What is asked - Leave the pictures out, and retype all of the material exactly as written.

Record extracts -

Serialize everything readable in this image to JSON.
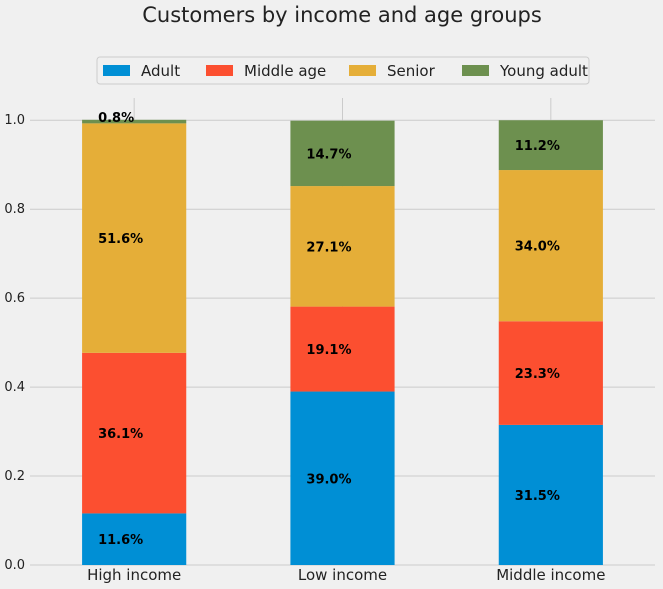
{
  "chart_data": {
    "type": "bar",
    "stacked": true,
    "title": "Customers by income and age groups",
    "xlabel": "",
    "ylabel": "",
    "ylim": [
      0,
      1.05
    ],
    "yticks": [
      "0.0",
      "0.2",
      "0.4",
      "0.6",
      "0.8",
      "1.0"
    ],
    "grid": true,
    "legend_position": "top-center",
    "categories": [
      "High income",
      "Low income",
      "Middle income"
    ],
    "series": [
      {
        "name": "Adult",
        "color": "#008fd5",
        "values": [
          0.116,
          0.39,
          0.315
        ],
        "labels": [
          "11.6%",
          "39.0%",
          "31.5%"
        ]
      },
      {
        "name": "Middle age",
        "color": "#fc4f30",
        "values": [
          0.361,
          0.191,
          0.233
        ],
        "labels": [
          "36.1%",
          "19.1%",
          "23.3%"
        ]
      },
      {
        "name": "Senior",
        "color": "#e5ae38",
        "values": [
          0.516,
          0.271,
          0.34
        ],
        "labels": [
          "51.6%",
          "27.1%",
          "34.0%"
        ]
      },
      {
        "name": "Young adult",
        "color": "#6d904f",
        "values": [
          0.008,
          0.147,
          0.112
        ],
        "labels": [
          "0.8%",
          "14.7%",
          "11.2%"
        ]
      }
    ]
  }
}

Task solution -
Serialize everything readable in this image to JSON.
{
  "chart_data": {
    "type": "bar",
    "stacked": true,
    "title": "Customers by income and age groups",
    "xlabel": "",
    "ylabel": "",
    "ylim": [
      0,
      1.05
    ],
    "yticks": [
      "0.0",
      "0.2",
      "0.4",
      "0.6",
      "0.8",
      "1.0"
    ],
    "grid": true,
    "legend_position": "top-center",
    "categories": [
      "High income",
      "Low income",
      "Middle income"
    ],
    "series": [
      {
        "name": "Adult",
        "color": "#008fd5",
        "values": [
          0.116,
          0.39,
          0.315
        ],
        "labels": [
          "11.6%",
          "39.0%",
          "31.5%"
        ]
      },
      {
        "name": "Middle age",
        "color": "#fc4f30",
        "values": [
          0.361,
          0.191,
          0.233
        ],
        "labels": [
          "36.1%",
          "19.1%",
          "23.3%"
        ]
      },
      {
        "name": "Senior",
        "color": "#e5ae38",
        "values": [
          0.516,
          0.271,
          0.34
        ],
        "labels": [
          "51.6%",
          "27.1%",
          "34.0%"
        ]
      },
      {
        "name": "Young adult",
        "color": "#6d904f",
        "values": [
          0.008,
          0.147,
          0.112
        ],
        "labels": [
          "0.8%",
          "14.7%",
          "11.2%"
        ]
      }
    ]
  }
}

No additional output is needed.